— What you have to do —
Look through the material below, count the lines containing the word "smoothed", and state only the count.
# START OF Provided data
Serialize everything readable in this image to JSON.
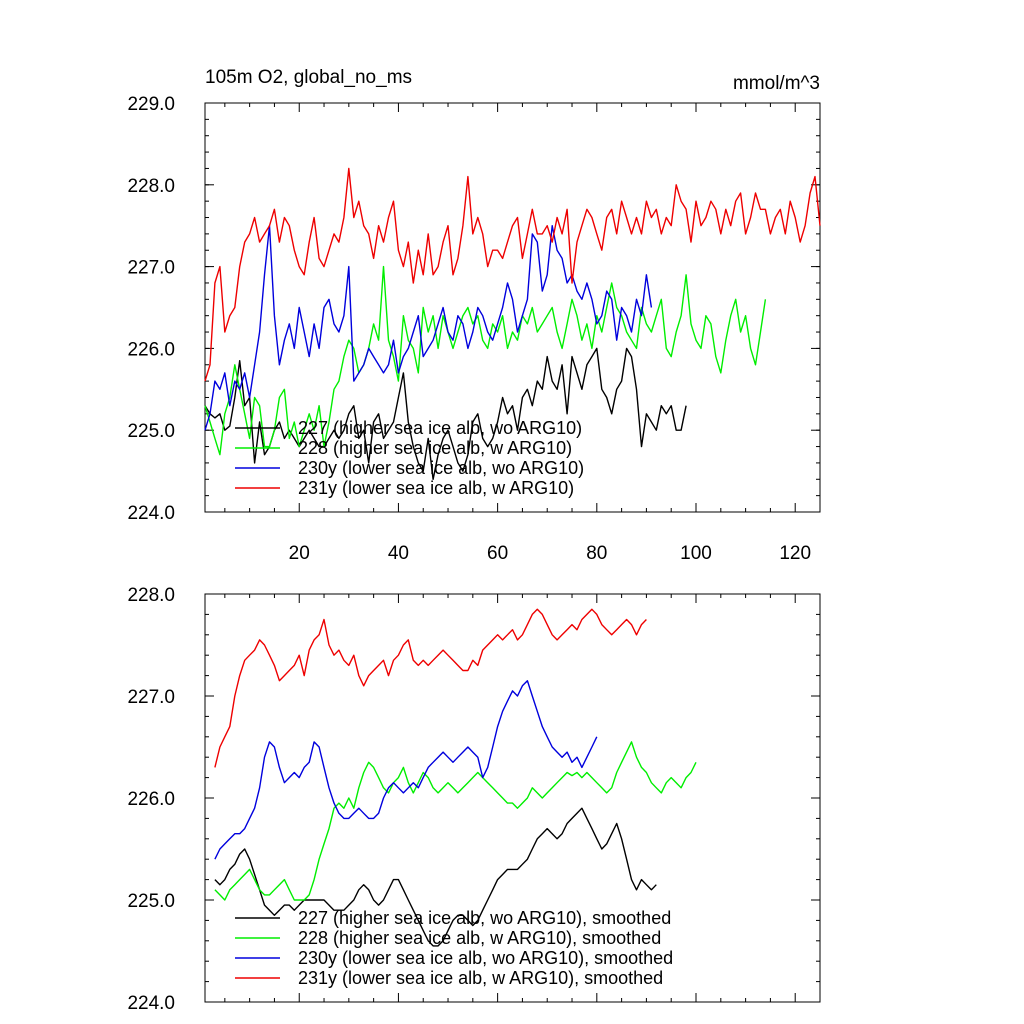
{
  "chart_data": [
    {
      "type": "line",
      "title": "105m O2, global_no_ms",
      "units": "mmol/m^3",
      "xlim": [
        1,
        125
      ],
      "ylim": [
        224,
        229
      ],
      "xticks": [
        20,
        40,
        60,
        80,
        100,
        120
      ],
      "yticks": [
        224,
        225,
        226,
        227,
        228,
        229
      ],
      "ytick_labels": [
        "224.0",
        "225.0",
        "226.0",
        "227.0",
        "228.0",
        "229.0"
      ],
      "xtick_labels_shown": true,
      "legend_position": "lower-left",
      "series": [
        {
          "name": "227 (higher sea ice alb, wo ARG10)",
          "color": "#000000",
          "x_start": 1,
          "values": [
            225.3,
            225.2,
            225.15,
            225.2,
            225.0,
            225.05,
            225.4,
            225.85,
            225.3,
            225.4,
            224.6,
            225.1,
            224.7,
            224.8,
            225.0,
            225.1,
            224.9,
            225.0,
            224.9,
            224.8,
            224.9,
            225.0,
            224.9,
            224.8,
            224.8,
            224.9,
            225.0,
            224.9,
            225.0,
            225.2,
            225.3,
            224.9,
            225.0,
            224.6,
            225.1,
            225.2,
            224.9,
            225.0,
            225.1,
            225.4,
            225.7,
            225.1,
            224.8,
            224.6,
            224.5,
            224.9,
            224.4,
            224.7,
            224.9,
            225.0,
            224.8,
            224.6,
            224.5,
            224.7,
            225.1,
            225.2,
            224.9,
            224.8,
            224.9,
            225.1,
            225.4,
            225.2,
            225.3,
            225.0,
            225.4,
            225.5,
            225.3,
            225.6,
            225.5,
            225.9,
            225.6,
            225.5,
            225.8,
            225.2,
            225.9,
            225.7,
            225.5,
            225.8,
            225.9,
            226.0,
            225.5,
            225.4,
            225.2,
            225.5,
            225.6,
            226.0,
            225.9,
            225.5,
            224.8,
            225.2,
            225.1,
            225.0,
            225.3,
            225.2,
            225.3,
            225.0,
            225.0,
            225.3
          ]
        },
        {
          "name": "228 (higher sea ice alb, w ARG10)",
          "color": "#00ee00",
          "x_start": 1,
          "values": [
            225.3,
            225.1,
            224.9,
            224.7,
            225.2,
            225.4,
            225.8,
            225.5,
            225.2,
            224.9,
            225.4,
            225.3,
            224.8,
            224.8,
            225.0,
            225.4,
            225.5,
            224.9,
            225.1,
            224.8,
            225.0,
            225.2,
            225.0,
            225.3,
            224.8,
            225.1,
            225.5,
            225.6,
            225.9,
            226.1,
            226.0,
            225.7,
            225.8,
            226.0,
            226.3,
            226.1,
            227.0,
            226.1,
            225.9,
            225.6,
            226.4,
            226.1,
            226.0,
            225.7,
            226.5,
            226.2,
            226.4,
            226.0,
            226.4,
            226.2,
            226.0,
            226.2,
            226.4,
            226.5,
            226.3,
            226.4,
            226.1,
            226.0,
            226.3,
            226.2,
            226.4,
            226.0,
            226.2,
            226.1,
            226.4,
            226.3,
            226.5,
            226.2,
            226.3,
            226.4,
            226.5,
            226.2,
            226.0,
            226.3,
            226.6,
            226.4,
            226.1,
            226.3,
            226.0,
            226.4,
            226.2,
            226.5,
            226.8,
            226.5,
            226.4,
            226.2,
            226.1,
            226.0,
            226.5,
            226.3,
            226.2,
            226.4,
            226.6,
            226.0,
            225.9,
            226.2,
            226.4,
            226.9,
            226.3,
            226.1,
            226.0,
            226.4,
            226.3,
            225.9,
            225.7,
            226.1,
            226.4,
            226.6,
            226.2,
            226.4,
            226.0,
            225.8,
            226.2,
            226.6
          ]
        },
        {
          "name": "230y (lower sea ice alb, wo ARG10)",
          "color": "#0000dd",
          "x_start": 1,
          "values": [
            225.0,
            225.2,
            225.6,
            225.5,
            225.7,
            225.3,
            225.6,
            225.5,
            225.7,
            225.4,
            225.8,
            226.2,
            226.9,
            227.5,
            226.4,
            225.8,
            226.1,
            226.3,
            226.0,
            226.5,
            226.2,
            225.9,
            226.3,
            226.0,
            226.5,
            226.6,
            226.3,
            226.2,
            226.4,
            227.0,
            225.6,
            225.7,
            225.8,
            226.0,
            225.9,
            225.8,
            225.7,
            225.8,
            226.1,
            225.7,
            225.9,
            226.0,
            226.2,
            226.4,
            225.9,
            226.0,
            226.1,
            226.3,
            226.5,
            226.2,
            226.1,
            226.4,
            226.3,
            226.0,
            226.2,
            226.5,
            226.4,
            226.2,
            226.1,
            226.3,
            226.5,
            226.8,
            226.6,
            226.2,
            226.4,
            226.6,
            227.4,
            227.3,
            226.7,
            226.9,
            227.5,
            227.2,
            227.1,
            226.8,
            226.9,
            226.7,
            226.6,
            226.8,
            226.6,
            226.3,
            226.4,
            226.7,
            226.6,
            226.1,
            226.5,
            226.4,
            226.2,
            226.6,
            226.4,
            226.9,
            226.5
          ]
        },
        {
          "name": "231y (lower sea ice alb, w ARG10)",
          "color": "#ee0000",
          "x_start": 1,
          "values": [
            225.6,
            225.8,
            226.8,
            227.0,
            226.2,
            226.4,
            226.5,
            227.0,
            227.3,
            227.4,
            227.6,
            227.3,
            227.4,
            227.5,
            227.7,
            227.3,
            227.6,
            227.5,
            227.2,
            227.0,
            226.9,
            227.3,
            227.6,
            227.1,
            227.0,
            227.2,
            227.4,
            227.3,
            227.6,
            228.2,
            227.6,
            227.8,
            227.5,
            227.4,
            227.1,
            227.5,
            227.3,
            227.6,
            227.8,
            227.2,
            227.0,
            227.3,
            226.8,
            227.2,
            226.9,
            227.4,
            226.9,
            227.0,
            227.3,
            227.5,
            226.9,
            227.1,
            227.5,
            228.1,
            227.4,
            227.6,
            227.4,
            227.0,
            227.2,
            227.2,
            227.1,
            227.3,
            227.5,
            227.6,
            227.1,
            227.4,
            227.7,
            227.4,
            227.4,
            227.5,
            227.3,
            227.6,
            227.4,
            227.7,
            226.8,
            227.3,
            227.5,
            227.7,
            227.6,
            227.4,
            227.2,
            227.6,
            227.7,
            227.4,
            227.8,
            227.6,
            227.4,
            227.6,
            227.4,
            227.8,
            227.6,
            227.7,
            227.4,
            227.6,
            227.5,
            228.0,
            227.8,
            227.7,
            227.3,
            227.8,
            227.5,
            227.6,
            227.8,
            227.7,
            227.4,
            227.7,
            227.5,
            227.8,
            227.9,
            227.4,
            227.6,
            227.9,
            227.7,
            227.7,
            227.4,
            227.6,
            227.7,
            227.4,
            227.8,
            227.6,
            227.3,
            227.5,
            227.9,
            228.1,
            227.5
          ]
        }
      ]
    },
    {
      "type": "line",
      "xlim": [
        1,
        125
      ],
      "ylim": [
        224,
        228
      ],
      "xticks": [
        20,
        40,
        60,
        80,
        100,
        120
      ],
      "yticks": [
        224,
        225,
        226,
        227,
        228
      ],
      "ytick_labels": [
        "224.0",
        "225.0",
        "226.0",
        "227.0",
        "228.0"
      ],
      "xtick_labels_shown": false,
      "legend_position": "lower-left",
      "series": [
        {
          "name": "227 (higher sea ice alb, wo ARG10), smoothed",
          "color": "#000000",
          "x_start": 3,
          "values": [
            225.2,
            225.15,
            225.2,
            225.3,
            225.35,
            225.45,
            225.5,
            225.4,
            225.25,
            225.1,
            224.95,
            224.9,
            224.85,
            224.9,
            224.95,
            224.95,
            224.9,
            224.95,
            225.0,
            225.0,
            225.0,
            225.0,
            225.0,
            224.95,
            224.9,
            224.9,
            224.9,
            224.95,
            225.0,
            225.1,
            225.15,
            225.1,
            225.0,
            224.95,
            225.0,
            225.1,
            225.2,
            225.2,
            225.1,
            225.0,
            224.9,
            224.8,
            224.7,
            224.6,
            224.55,
            224.55,
            224.6,
            224.7,
            224.8,
            224.85,
            224.85,
            224.8,
            224.75,
            224.8,
            224.9,
            225.0,
            225.1,
            225.2,
            225.25,
            225.3,
            225.3,
            225.3,
            225.35,
            225.4,
            225.5,
            225.6,
            225.65,
            225.7,
            225.65,
            225.6,
            225.65,
            225.75,
            225.8,
            225.85,
            225.9,
            225.8,
            225.7,
            225.6,
            225.5,
            225.55,
            225.65,
            225.75,
            225.6,
            225.4,
            225.2,
            225.1,
            225.2,
            225.15,
            225.1,
            225.15
          ]
        },
        {
          "name": "228 (higher sea ice alb, w ARG10), smoothed",
          "color": "#00ee00",
          "x_start": 3,
          "values": [
            225.1,
            225.05,
            225.0,
            225.1,
            225.15,
            225.2,
            225.25,
            225.3,
            225.2,
            225.1,
            225.05,
            225.05,
            225.1,
            225.15,
            225.2,
            225.1,
            225.0,
            225.0,
            225.0,
            225.05,
            225.2,
            225.4,
            225.55,
            225.7,
            225.9,
            225.95,
            225.9,
            226.0,
            225.9,
            226.1,
            226.25,
            226.35,
            226.3,
            226.2,
            226.1,
            226.05,
            226.15,
            226.2,
            226.3,
            226.15,
            226.05,
            226.15,
            226.25,
            226.2,
            226.1,
            226.05,
            226.1,
            226.15,
            226.1,
            226.05,
            226.1,
            226.15,
            226.2,
            226.25,
            226.2,
            226.15,
            226.1,
            226.05,
            226.0,
            225.95,
            225.95,
            225.9,
            225.95,
            226.0,
            226.1,
            226.05,
            226.0,
            226.05,
            226.1,
            226.15,
            226.2,
            226.25,
            226.22,
            226.25,
            226.2,
            226.25,
            226.2,
            226.15,
            226.1,
            226.05,
            226.1,
            226.25,
            226.35,
            226.45,
            226.55,
            226.4,
            226.3,
            226.25,
            226.15,
            226.1,
            226.05,
            226.15,
            226.2,
            226.15,
            226.1,
            226.2,
            226.25,
            226.35
          ]
        },
        {
          "name": "230y (lower sea ice alb, wo ARG10), smoothed",
          "color": "#0000dd",
          "x_start": 3,
          "values": [
            225.4,
            225.5,
            225.55,
            225.6,
            225.65,
            225.65,
            225.7,
            225.8,
            225.9,
            226.1,
            226.4,
            226.55,
            226.5,
            226.3,
            226.15,
            226.2,
            226.25,
            226.2,
            226.3,
            226.35,
            226.55,
            226.5,
            226.3,
            226.1,
            225.95,
            225.85,
            225.8,
            225.8,
            225.85,
            225.9,
            225.85,
            225.8,
            225.8,
            225.85,
            226.0,
            226.1,
            226.15,
            226.1,
            226.05,
            226.1,
            226.15,
            226.1,
            226.2,
            226.3,
            226.35,
            226.4,
            226.45,
            226.4,
            226.35,
            226.4,
            226.45,
            226.5,
            226.45,
            226.4,
            226.2,
            226.3,
            226.5,
            226.7,
            226.85,
            226.95,
            227.05,
            227.0,
            227.1,
            227.15,
            227.0,
            226.85,
            226.7,
            226.6,
            226.5,
            226.45,
            226.4,
            226.45,
            226.35,
            226.4,
            226.3,
            226.4,
            226.5,
            226.6
          ]
        },
        {
          "name": "231y (lower sea ice alb, w ARG10), smoothed",
          "color": "#ee0000",
          "x_start": 3,
          "values": [
            226.3,
            226.5,
            226.6,
            226.7,
            227.0,
            227.2,
            227.35,
            227.4,
            227.45,
            227.55,
            227.5,
            227.4,
            227.3,
            227.15,
            227.2,
            227.25,
            227.3,
            227.4,
            227.2,
            227.45,
            227.55,
            227.6,
            227.75,
            227.5,
            227.4,
            227.45,
            227.35,
            227.3,
            227.4,
            227.2,
            227.1,
            227.2,
            227.25,
            227.3,
            227.35,
            227.2,
            227.35,
            227.4,
            227.5,
            227.55,
            227.35,
            227.3,
            227.35,
            227.3,
            227.35,
            227.4,
            227.45,
            227.4,
            227.35,
            227.3,
            227.25,
            227.25,
            227.35,
            227.3,
            227.45,
            227.5,
            227.55,
            227.6,
            227.55,
            227.6,
            227.65,
            227.55,
            227.6,
            227.7,
            227.8,
            227.85,
            227.8,
            227.7,
            227.6,
            227.55,
            227.6,
            227.65,
            227.7,
            227.65,
            227.75,
            227.8,
            227.85,
            227.8,
            227.7,
            227.65,
            227.6,
            227.65,
            227.7,
            227.75,
            227.7,
            227.6,
            227.7,
            227.75
          ]
        }
      ]
    }
  ]
}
# END OF Provided data
— Response —
4